▶ [JOB]:
Give the total number of lines with the word "value" in them, and no other words.

▶ [ROWS]:
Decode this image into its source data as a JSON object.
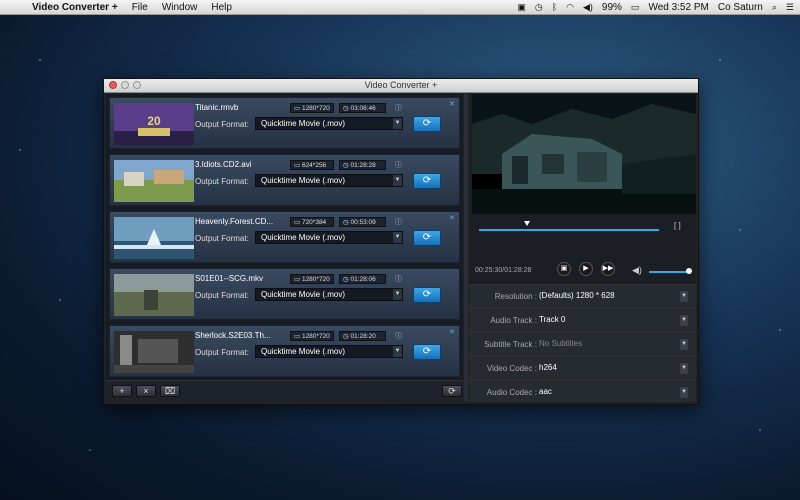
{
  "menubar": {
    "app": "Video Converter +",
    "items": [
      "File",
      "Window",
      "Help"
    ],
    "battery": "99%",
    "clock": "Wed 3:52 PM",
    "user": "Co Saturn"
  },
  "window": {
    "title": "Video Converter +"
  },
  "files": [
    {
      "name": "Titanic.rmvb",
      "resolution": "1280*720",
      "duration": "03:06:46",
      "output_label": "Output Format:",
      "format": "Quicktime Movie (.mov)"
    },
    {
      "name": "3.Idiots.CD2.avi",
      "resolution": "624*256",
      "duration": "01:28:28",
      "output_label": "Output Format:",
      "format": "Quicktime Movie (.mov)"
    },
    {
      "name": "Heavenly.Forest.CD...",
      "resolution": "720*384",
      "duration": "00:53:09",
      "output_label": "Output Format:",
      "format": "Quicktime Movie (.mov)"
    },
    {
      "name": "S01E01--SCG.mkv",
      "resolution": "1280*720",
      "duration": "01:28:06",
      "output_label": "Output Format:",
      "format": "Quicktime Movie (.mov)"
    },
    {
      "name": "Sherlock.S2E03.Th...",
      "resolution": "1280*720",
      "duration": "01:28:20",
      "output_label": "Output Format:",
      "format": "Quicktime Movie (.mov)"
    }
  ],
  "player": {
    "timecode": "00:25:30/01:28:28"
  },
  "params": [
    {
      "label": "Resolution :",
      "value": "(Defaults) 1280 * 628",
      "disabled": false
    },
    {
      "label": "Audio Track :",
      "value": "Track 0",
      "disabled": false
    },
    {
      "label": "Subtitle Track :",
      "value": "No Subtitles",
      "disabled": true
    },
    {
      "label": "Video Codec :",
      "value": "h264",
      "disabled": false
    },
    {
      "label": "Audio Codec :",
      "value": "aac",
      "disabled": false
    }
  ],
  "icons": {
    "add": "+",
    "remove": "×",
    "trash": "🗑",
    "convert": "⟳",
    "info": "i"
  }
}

▶ [OUTPUT FOR THIS EXERCISE]:
5